*JOB:*
Extract the full listing verbatim and drop any pictures from your copy.

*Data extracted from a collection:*
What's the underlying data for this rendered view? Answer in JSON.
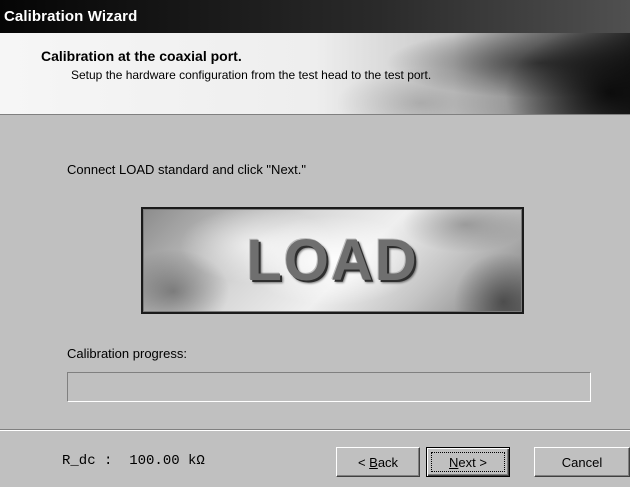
{
  "window": {
    "title": "Calibration Wizard"
  },
  "header": {
    "title": "Calibration at the coaxial port.",
    "subtitle": "Setup the hardware configuration from the test head to the test port."
  },
  "main": {
    "instruction": "Connect LOAD standard and click \"Next.\"",
    "standard_image_label": "LOAD",
    "progress_label": "Calibration progress:",
    "progress_value": 0
  },
  "footer": {
    "readout": "R_dc :  100.00 kΩ",
    "back_prefix": "< ",
    "back_mnemonic": "B",
    "back_rest": "ack",
    "next_mnemonic": "N",
    "next_rest": "ext >",
    "cancel_label": "Cancel"
  }
}
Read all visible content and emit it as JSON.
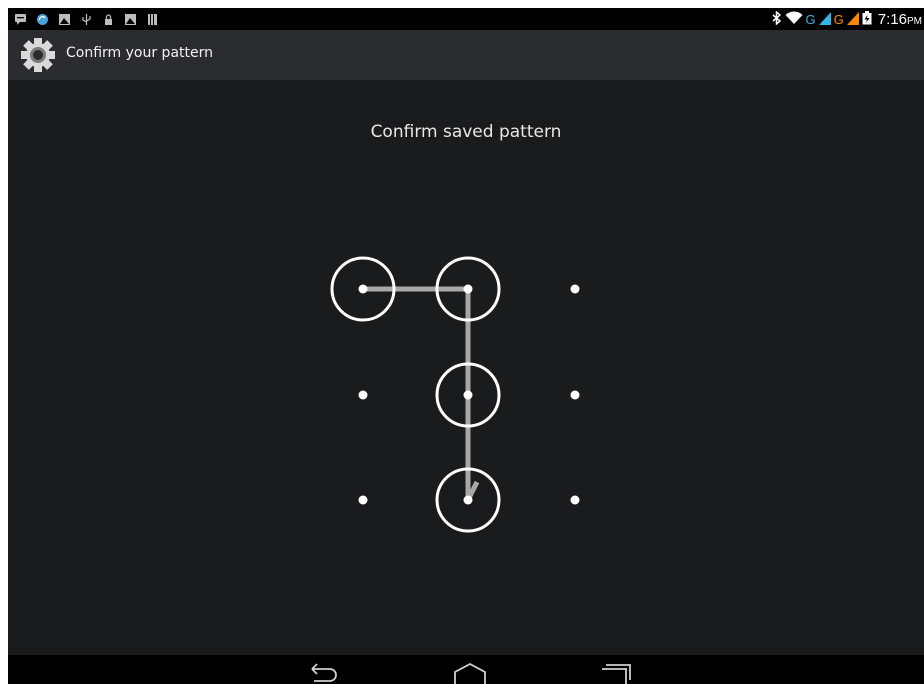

*CORRECT OUTPUT:*
What's the underlying data for this rendered view? Answer in JSON.
{
  "window": {
    "title": "Calibration Wizard"
  },
  "header": {
    "title": "Calibration at the coaxial port.",
    "subtitle": "Setup the hardware configuration from the test head to the test port."
  },
  "main": {
    "instruction": "Connect LOAD standard and click \"Next.\"",
    "standard_image_label": "LOAD",
    "progress_label": "Calibration progress:",
    "progress_value": 0
  },
  "footer": {
    "readout": "R_dc :  100.00 kΩ",
    "back_prefix": "< ",
    "back_mnemonic": "B",
    "back_rest": "ack",
    "next_mnemonic": "N",
    "next_rest": "ext >",
    "cancel_label": "Cancel"
  }
}
Read all visible content and emit it as JSON.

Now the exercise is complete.